> _WHAT THIS TASK INVOLVES_:
Take the material below and retype it in full; pictures are left out.

> _RECORDS SHOWN_:
- - -

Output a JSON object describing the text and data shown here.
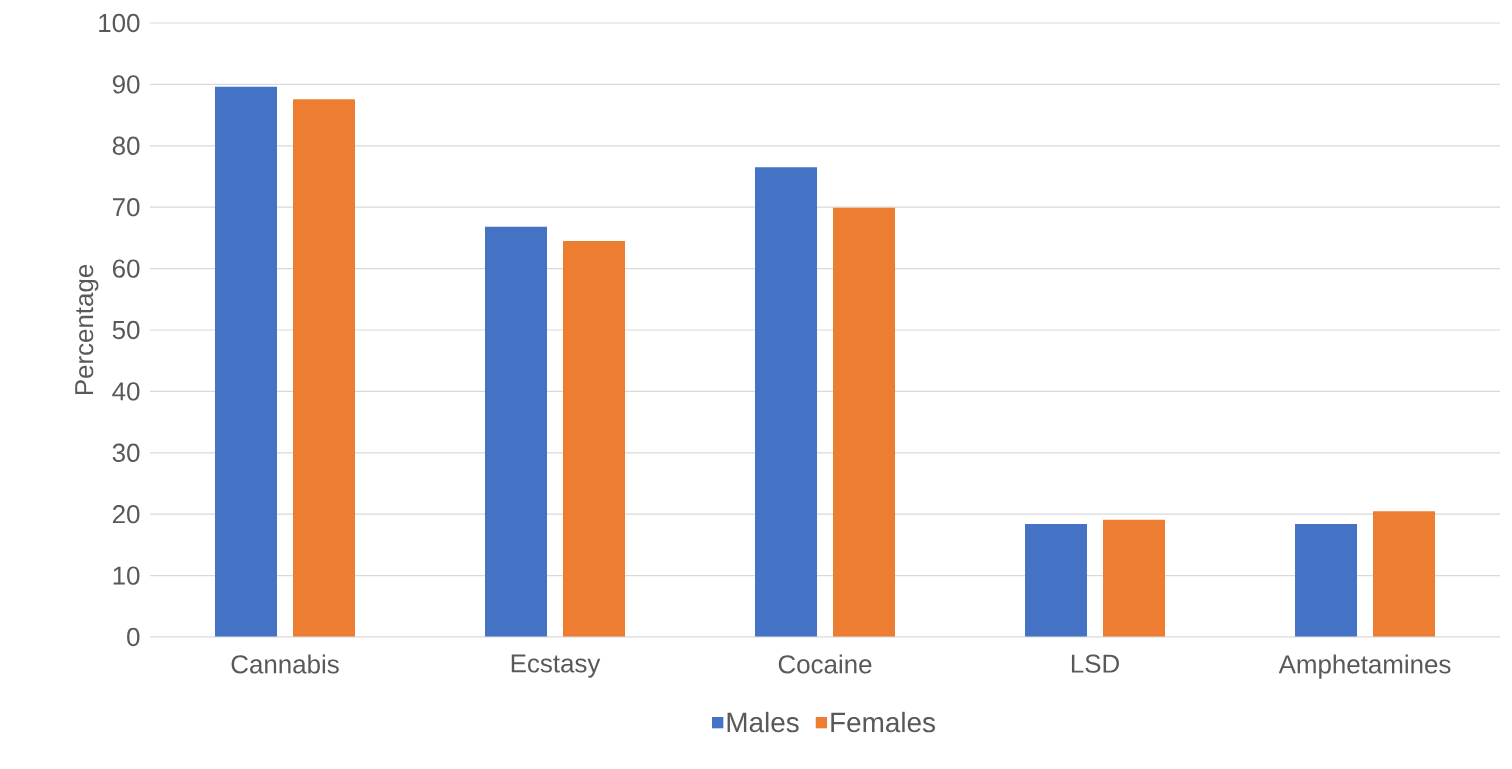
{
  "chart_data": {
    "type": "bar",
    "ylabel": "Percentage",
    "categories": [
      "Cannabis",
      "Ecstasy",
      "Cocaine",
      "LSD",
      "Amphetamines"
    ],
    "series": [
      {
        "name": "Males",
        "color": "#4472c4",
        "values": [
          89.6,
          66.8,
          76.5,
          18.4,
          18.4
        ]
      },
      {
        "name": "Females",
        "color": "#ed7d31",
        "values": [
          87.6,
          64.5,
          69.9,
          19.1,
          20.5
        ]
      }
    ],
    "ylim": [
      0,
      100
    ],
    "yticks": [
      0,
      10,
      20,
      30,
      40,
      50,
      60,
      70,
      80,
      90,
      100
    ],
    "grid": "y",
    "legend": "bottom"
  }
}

- - -

> _TASK SOLUTION_:
Output a JSON object describing the text and data shown here.
{
  "chart_data": {
    "type": "bar",
    "ylabel": "Percentage",
    "categories": [
      "Cannabis",
      "Ecstasy",
      "Cocaine",
      "LSD",
      "Amphetamines"
    ],
    "series": [
      {
        "name": "Males",
        "color": "#4472c4",
        "values": [
          89.6,
          66.8,
          76.5,
          18.4,
          18.4
        ]
      },
      {
        "name": "Females",
        "color": "#ed7d31",
        "values": [
          87.6,
          64.5,
          69.9,
          19.1,
          20.5
        ]
      }
    ],
    "ylim": [
      0,
      100
    ],
    "yticks": [
      0,
      10,
      20,
      30,
      40,
      50,
      60,
      70,
      80,
      90,
      100
    ],
    "grid": "y",
    "legend": "bottom"
  }
}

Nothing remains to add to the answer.